> **Task directions**:
Every record here should be printed again exactly.

> **Records to use**:
## Start
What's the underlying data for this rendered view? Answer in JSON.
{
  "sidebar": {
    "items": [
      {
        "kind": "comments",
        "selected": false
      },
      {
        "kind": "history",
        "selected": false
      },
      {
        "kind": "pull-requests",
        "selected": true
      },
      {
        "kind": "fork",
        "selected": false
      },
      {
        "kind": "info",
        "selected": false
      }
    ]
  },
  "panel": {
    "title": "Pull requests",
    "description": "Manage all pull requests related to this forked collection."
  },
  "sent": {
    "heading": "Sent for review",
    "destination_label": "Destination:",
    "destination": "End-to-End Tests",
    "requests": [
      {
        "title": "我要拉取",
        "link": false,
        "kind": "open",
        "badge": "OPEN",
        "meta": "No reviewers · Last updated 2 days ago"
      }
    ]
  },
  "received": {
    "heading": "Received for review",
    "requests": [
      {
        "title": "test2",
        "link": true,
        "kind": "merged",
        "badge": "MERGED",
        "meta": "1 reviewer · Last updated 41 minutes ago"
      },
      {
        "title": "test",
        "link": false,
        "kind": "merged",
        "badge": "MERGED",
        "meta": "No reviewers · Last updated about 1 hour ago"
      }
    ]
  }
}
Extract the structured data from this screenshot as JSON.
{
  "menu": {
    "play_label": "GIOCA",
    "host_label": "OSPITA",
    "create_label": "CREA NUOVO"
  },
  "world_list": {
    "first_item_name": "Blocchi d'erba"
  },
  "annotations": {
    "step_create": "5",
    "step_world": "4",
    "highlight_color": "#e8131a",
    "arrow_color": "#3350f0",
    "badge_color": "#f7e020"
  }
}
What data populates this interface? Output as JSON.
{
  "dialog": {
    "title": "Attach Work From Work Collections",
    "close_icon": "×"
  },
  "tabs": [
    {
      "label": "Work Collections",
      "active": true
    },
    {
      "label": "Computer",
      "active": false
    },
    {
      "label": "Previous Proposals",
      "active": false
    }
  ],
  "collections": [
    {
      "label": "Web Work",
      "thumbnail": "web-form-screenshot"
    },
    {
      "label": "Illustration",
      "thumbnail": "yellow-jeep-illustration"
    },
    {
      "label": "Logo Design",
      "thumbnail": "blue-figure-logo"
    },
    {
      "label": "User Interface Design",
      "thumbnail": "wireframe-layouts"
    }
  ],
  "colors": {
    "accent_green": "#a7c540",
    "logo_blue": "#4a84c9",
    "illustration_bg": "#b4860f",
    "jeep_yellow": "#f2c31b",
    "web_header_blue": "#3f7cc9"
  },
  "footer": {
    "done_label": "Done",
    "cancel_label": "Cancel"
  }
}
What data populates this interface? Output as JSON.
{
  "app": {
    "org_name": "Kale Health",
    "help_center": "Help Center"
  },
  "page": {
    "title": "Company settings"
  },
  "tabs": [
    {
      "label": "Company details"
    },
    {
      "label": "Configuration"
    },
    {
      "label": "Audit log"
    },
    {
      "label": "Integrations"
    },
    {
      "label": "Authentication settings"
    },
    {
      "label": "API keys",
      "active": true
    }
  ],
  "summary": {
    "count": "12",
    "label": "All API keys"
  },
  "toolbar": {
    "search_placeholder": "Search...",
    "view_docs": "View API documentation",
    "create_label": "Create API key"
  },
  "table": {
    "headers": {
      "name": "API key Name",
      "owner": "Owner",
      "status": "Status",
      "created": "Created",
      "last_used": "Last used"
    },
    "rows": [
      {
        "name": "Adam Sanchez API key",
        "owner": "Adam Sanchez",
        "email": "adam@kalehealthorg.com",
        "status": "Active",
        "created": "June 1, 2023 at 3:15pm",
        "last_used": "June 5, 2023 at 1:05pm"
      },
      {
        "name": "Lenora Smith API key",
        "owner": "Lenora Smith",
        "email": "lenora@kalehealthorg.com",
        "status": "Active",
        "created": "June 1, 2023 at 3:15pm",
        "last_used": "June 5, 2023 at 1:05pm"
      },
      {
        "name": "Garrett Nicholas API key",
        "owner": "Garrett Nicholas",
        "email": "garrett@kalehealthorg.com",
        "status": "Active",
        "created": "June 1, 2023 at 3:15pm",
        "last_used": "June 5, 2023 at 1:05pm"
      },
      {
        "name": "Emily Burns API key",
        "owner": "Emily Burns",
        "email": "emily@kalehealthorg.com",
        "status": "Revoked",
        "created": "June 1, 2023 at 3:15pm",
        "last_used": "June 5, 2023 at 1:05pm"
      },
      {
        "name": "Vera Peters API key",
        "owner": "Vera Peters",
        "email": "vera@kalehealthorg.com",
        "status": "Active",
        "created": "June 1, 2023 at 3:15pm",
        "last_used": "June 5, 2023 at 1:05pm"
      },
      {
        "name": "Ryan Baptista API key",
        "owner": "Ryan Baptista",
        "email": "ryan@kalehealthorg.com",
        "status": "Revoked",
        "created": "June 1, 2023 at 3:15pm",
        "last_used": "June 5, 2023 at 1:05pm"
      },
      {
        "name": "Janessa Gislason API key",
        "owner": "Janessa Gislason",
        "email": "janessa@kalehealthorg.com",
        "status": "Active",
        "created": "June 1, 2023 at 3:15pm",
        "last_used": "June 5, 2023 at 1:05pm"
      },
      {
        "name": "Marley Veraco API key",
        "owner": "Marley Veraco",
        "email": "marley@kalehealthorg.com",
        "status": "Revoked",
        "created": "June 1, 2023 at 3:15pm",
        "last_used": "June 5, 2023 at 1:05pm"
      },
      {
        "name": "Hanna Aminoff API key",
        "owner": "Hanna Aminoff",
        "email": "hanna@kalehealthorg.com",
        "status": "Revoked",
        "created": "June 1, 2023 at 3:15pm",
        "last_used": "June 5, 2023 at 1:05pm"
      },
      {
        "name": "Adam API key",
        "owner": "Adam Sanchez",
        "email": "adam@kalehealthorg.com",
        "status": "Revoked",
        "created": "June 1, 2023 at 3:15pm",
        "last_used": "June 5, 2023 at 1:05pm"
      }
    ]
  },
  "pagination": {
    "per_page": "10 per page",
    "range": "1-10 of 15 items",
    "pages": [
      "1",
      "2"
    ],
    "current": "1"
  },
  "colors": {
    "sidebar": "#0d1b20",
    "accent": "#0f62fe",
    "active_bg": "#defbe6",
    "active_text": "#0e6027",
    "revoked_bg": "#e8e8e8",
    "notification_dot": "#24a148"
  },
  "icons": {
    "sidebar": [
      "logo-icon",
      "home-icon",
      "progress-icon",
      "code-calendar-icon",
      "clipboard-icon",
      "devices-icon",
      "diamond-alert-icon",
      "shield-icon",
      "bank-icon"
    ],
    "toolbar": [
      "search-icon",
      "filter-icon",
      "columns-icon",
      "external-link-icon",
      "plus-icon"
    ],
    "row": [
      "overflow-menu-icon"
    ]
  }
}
## End
> **Full response**:
What's the underlying data for this rendered view? Answer in JSON.
{
  "sidebar": {
    "items": [
      {
        "kind": "comments",
        "selected": false
      },
      {
        "kind": "history",
        "selected": false
      },
      {
        "kind": "pull-requests",
        "selected": true
      },
      {
        "kind": "fork",
        "selected": false
      },
      {
        "kind": "info",
        "selected": false
      }
    ]
  },
  "panel": {
    "title": "Pull requests",
    "description": "Manage all pull requests related to this forked collection."
  },
  "sent": {
    "heading": "Sent for review",
    "destination_label": "Destination:",
    "destination": "End-to-End Tests",
    "requests": [
      {
        "title": "我要拉取",
        "link": false,
        "kind": "open",
        "badge": "OPEN",
        "meta": "No reviewers · Last updated 2 days ago"
      }
    ]
  },
  "received": {
    "heading": "Received for review",
    "requests": [
      {
        "title": "test2",
        "link": true,
        "kind": "merged",
        "badge": "MERGED",
        "meta": "1 reviewer · Last updated 41 minutes ago"
      },
      {
        "title": "test",
        "link": false,
        "kind": "merged",
        "badge": "MERGED",
        "meta": "No reviewers · Last updated about 1 hour ago"
      }
    ]
  }
}
Extract the structured data from this screenshot as JSON.
{
  "menu": {
    "play_label": "GIOCA",
    "host_label": "OSPITA",
    "create_label": "CREA NUOVO"
  },
  "world_list": {
    "first_item_name": "Blocchi d'erba"
  },
  "annotations": {
    "step_create": "5",
    "step_world": "4",
    "highlight_color": "#e8131a",
    "arrow_color": "#3350f0",
    "badge_color": "#f7e020"
  }
}
What data populates this interface? Output as JSON.
{
  "dialog": {
    "title": "Attach Work From Work Collections",
    "close_icon": "×"
  },
  "tabs": [
    {
      "label": "Work Collections",
      "active": true
    },
    {
      "label": "Computer",
      "active": false
    },
    {
      "label": "Previous Proposals",
      "active": false
    }
  ],
  "collections": [
    {
      "label": "Web Work",
      "thumbnail": "web-form-screenshot"
    },
    {
      "label": "Illustration",
      "thumbnail": "yellow-jeep-illustration"
    },
    {
      "label": "Logo Design",
      "thumbnail": "blue-figure-logo"
    },
    {
      "label": "User Interface Design",
      "thumbnail": "wireframe-layouts"
    }
  ],
  "colors": {
    "accent_green": "#a7c540",
    "logo_blue": "#4a84c9",
    "illustration_bg": "#b4860f",
    "jeep_yellow": "#f2c31b",
    "web_header_blue": "#3f7cc9"
  },
  "footer": {
    "done_label": "Done",
    "cancel_label": "Cancel"
  }
}
What data populates this interface? Output as JSON.
{
  "app": {
    "org_name": "Kale Health",
    "help_center": "Help Center"
  },
  "page": {
    "title": "Company settings"
  },
  "tabs": [
    {
      "label": "Company details"
    },
    {
      "label": "Configuration"
    },
    {
      "label": "Audit log"
    },
    {
      "label": "Integrations"
    },
    {
      "label": "Authentication settings"
    },
    {
      "label": "API keys",
      "active": true
    }
  ],
  "summary": {
    "count": "12",
    "label": "All API keys"
  },
  "toolbar": {
    "search_placeholder": "Search...",
    "view_docs": "View API documentation",
    "create_label": "Create API key"
  },
  "table": {
    "headers": {
      "name": "API key Name",
      "owner": "Owner",
      "status": "Status",
      "created": "Created",
      "last_used": "Last used"
    },
    "rows": [
      {
        "name": "Adam Sanchez API key",
        "owner": "Adam Sanchez",
        "email": "adam@kalehealthorg.com",
        "status": "Active",
        "created": "June 1, 2023 at 3:15pm",
        "last_used": "June 5, 2023 at 1:05pm"
      },
      {
        "name": "Lenora Smith API key",
        "owner": "Lenora Smith",
        "email": "lenora@kalehealthorg.com",
        "status": "Active",
        "created": "June 1, 2023 at 3:15pm",
        "last_used": "June 5, 2023 at 1:05pm"
      },
      {
        "name": "Garrett Nicholas API key",
        "owner": "Garrett Nicholas",
        "email": "garrett@kalehealthorg.com",
        "status": "Active",
        "created": "June 1, 2023 at 3:15pm",
        "last_used": "June 5, 2023 at 1:05pm"
      },
      {
        "name": "Emily Burns API key",
        "owner": "Emily Burns",
        "email": "emily@kalehealthorg.com",
        "status": "Revoked",
        "created": "June 1, 2023 at 3:15pm",
        "last_used": "June 5, 2023 at 1:05pm"
      },
      {
        "name": "Vera Peters API key",
        "owner": "Vera Peters",
        "email": "vera@kalehealthorg.com",
        "status": "Active",
        "created": "June 1, 2023 at 3:15pm",
        "last_used": "June 5, 2023 at 1:05pm"
      },
      {
        "name": "Ryan Baptista API key",
        "owner": "Ryan Baptista",
        "email": "ryan@kalehealthorg.com",
        "status": "Revoked",
        "created": "June 1, 2023 at 3:15pm",
        "last_used": "June 5, 2023 at 1:05pm"
      },
      {
        "name": "Janessa Gislason API key",
        "owner": "Janessa Gislason",
        "email": "janessa@kalehealthorg.com",
        "status": "Active",
        "created": "June 1, 2023 at 3:15pm",
        "last_used": "June 5, 2023 at 1:05pm"
      },
      {
        "name": "Marley Veraco API key",
        "owner": "Marley Veraco",
        "email": "marley@kalehealthorg.com",
        "status": "Revoked",
        "created": "June 1, 2023 at 3:15pm",
        "last_used": "June 5, 2023 at 1:05pm"
      },
      {
        "name": "Hanna Aminoff API key",
        "owner": "Hanna Aminoff",
        "email": "hanna@kalehealthorg.com",
        "status": "Revoked",
        "created": "June 1, 2023 at 3:15pm",
        "last_used": "June 5, 2023 at 1:05pm"
      },
      {
        "name": "Adam API key",
        "owner": "Adam Sanchez",
        "email": "adam@kalehealthorg.com",
        "status": "Revoked",
        "created": "June 1, 2023 at 3:15pm",
        "last_used": "June 5, 2023 at 1:05pm"
      }
    ]
  },
  "pagination": {
    "per_page": "10 per page",
    "range": "1-10 of 15 items",
    "pages": [
      "1",
      "2"
    ],
    "current": "1"
  },
  "colors": {
    "sidebar": "#0d1b20",
    "accent": "#0f62fe",
    "active_bg": "#defbe6",
    "active_text": "#0e6027",
    "revoked_bg": "#e8e8e8",
    "notification_dot": "#24a148"
  },
  "icons": {
    "sidebar": [
      "logo-icon",
      "home-icon",
      "progress-icon",
      "code-calendar-icon",
      "clipboard-icon",
      "devices-icon",
      "diamond-alert-icon",
      "shield-icon",
      "bank-icon"
    ],
    "toolbar": [
      "search-icon",
      "filter-icon",
      "columns-icon",
      "external-link-icon",
      "plus-icon"
    ],
    "row": [
      "overflow-menu-icon"
    ]
  }
}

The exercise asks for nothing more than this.